[START Information provided]

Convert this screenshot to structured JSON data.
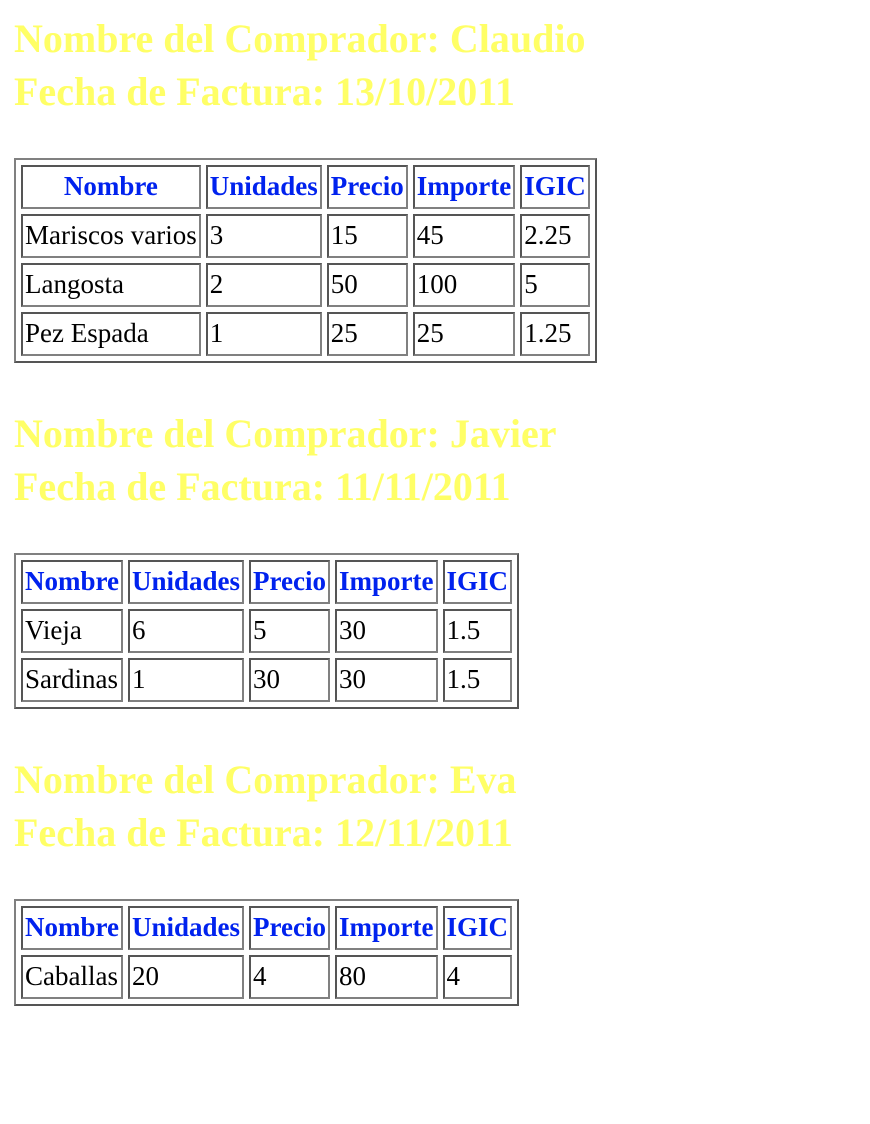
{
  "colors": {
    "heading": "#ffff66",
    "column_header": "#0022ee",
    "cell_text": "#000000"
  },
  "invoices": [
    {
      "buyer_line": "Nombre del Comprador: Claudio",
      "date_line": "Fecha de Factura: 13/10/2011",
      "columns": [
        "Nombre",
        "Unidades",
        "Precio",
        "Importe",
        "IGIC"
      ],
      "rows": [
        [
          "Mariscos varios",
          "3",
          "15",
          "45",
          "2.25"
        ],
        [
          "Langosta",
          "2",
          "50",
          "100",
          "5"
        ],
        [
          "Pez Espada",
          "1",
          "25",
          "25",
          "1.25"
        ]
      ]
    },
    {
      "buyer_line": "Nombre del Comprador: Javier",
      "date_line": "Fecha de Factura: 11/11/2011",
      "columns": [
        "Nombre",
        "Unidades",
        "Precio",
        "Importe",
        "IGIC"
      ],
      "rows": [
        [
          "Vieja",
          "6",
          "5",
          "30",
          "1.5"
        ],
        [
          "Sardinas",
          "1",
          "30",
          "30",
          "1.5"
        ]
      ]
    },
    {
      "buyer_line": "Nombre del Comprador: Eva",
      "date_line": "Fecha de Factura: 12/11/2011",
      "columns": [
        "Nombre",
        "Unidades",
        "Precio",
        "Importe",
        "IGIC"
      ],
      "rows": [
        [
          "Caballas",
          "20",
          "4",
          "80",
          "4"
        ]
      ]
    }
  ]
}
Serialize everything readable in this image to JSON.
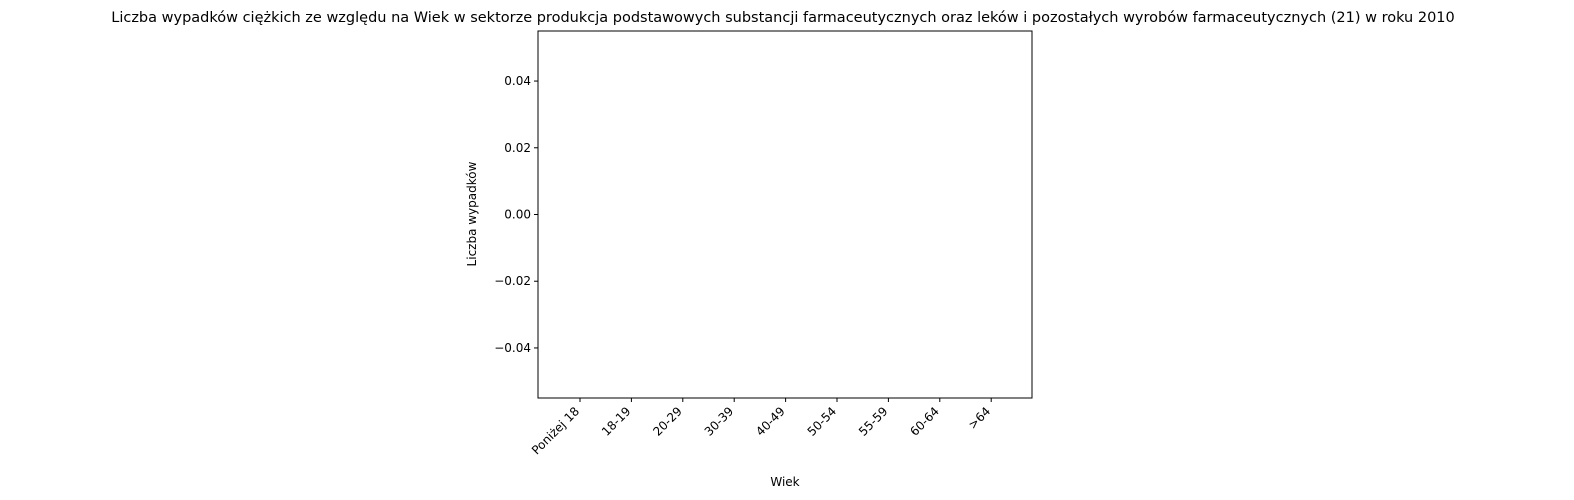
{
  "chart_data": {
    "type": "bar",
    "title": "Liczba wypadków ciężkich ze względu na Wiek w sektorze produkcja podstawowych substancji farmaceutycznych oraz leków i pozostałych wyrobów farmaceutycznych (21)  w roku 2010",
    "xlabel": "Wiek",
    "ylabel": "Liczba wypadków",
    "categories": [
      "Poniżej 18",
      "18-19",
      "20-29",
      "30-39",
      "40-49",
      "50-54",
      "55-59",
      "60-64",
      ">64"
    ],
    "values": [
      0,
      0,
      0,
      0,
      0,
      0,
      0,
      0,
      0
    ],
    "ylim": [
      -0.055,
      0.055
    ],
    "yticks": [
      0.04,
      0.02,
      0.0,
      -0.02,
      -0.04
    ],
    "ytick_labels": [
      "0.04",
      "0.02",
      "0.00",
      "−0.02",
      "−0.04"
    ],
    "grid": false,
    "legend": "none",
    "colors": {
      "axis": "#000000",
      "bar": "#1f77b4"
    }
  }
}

[END Information provided]

Reproduce every line precisely as given, omitting all pictures.

Convert this screenshot to structured JSON data.
{
  "colors": {
    "heading": "#ffff66",
    "column_header": "#0022ee",
    "cell_text": "#000000"
  },
  "invoices": [
    {
      "buyer_line": "Nombre del Comprador: Claudio",
      "date_line": "Fecha de Factura: 13/10/2011",
      "columns": [
        "Nombre",
        "Unidades",
        "Precio",
        "Importe",
        "IGIC"
      ],
      "rows": [
        [
          "Mariscos varios",
          "3",
          "15",
          "45",
          "2.25"
        ],
        [
          "Langosta",
          "2",
          "50",
          "100",
          "5"
        ],
        [
          "Pez Espada",
          "1",
          "25",
          "25",
          "1.25"
        ]
      ]
    },
    {
      "buyer_line": "Nombre del Comprador: Javier",
      "date_line": "Fecha de Factura: 11/11/2011",
      "columns": [
        "Nombre",
        "Unidades",
        "Precio",
        "Importe",
        "IGIC"
      ],
      "rows": [
        [
          "Vieja",
          "6",
          "5",
          "30",
          "1.5"
        ],
        [
          "Sardinas",
          "1",
          "30",
          "30",
          "1.5"
        ]
      ]
    },
    {
      "buyer_line": "Nombre del Comprador: Eva",
      "date_line": "Fecha de Factura: 12/11/2011",
      "columns": [
        "Nombre",
        "Unidades",
        "Precio",
        "Importe",
        "IGIC"
      ],
      "rows": [
        [
          "Caballas",
          "20",
          "4",
          "80",
          "4"
        ]
      ]
    }
  ]
}
Serialize everything readable in this image to JSON.
{
  "chart_data": {
    "type": "bar",
    "title": "Liczba wypadków ciężkich ze względu na Wiek w sektorze produkcja podstawowych substancji farmaceutycznych oraz leków i pozostałych wyrobów farmaceutycznych (21)  w roku 2010",
    "xlabel": "Wiek",
    "ylabel": "Liczba wypadków",
    "categories": [
      "Poniżej 18",
      "18-19",
      "20-29",
      "30-39",
      "40-49",
      "50-54",
      "55-59",
      "60-64",
      ">64"
    ],
    "values": [
      0,
      0,
      0,
      0,
      0,
      0,
      0,
      0,
      0
    ],
    "ylim": [
      -0.055,
      0.055
    ],
    "yticks": [
      0.04,
      0.02,
      0.0,
      -0.02,
      -0.04
    ],
    "ytick_labels": [
      "0.04",
      "0.02",
      "0.00",
      "−0.02",
      "−0.04"
    ],
    "grid": false,
    "legend": "none",
    "colors": {
      "axis": "#000000",
      "bar": "#1f77b4"
    }
  }
}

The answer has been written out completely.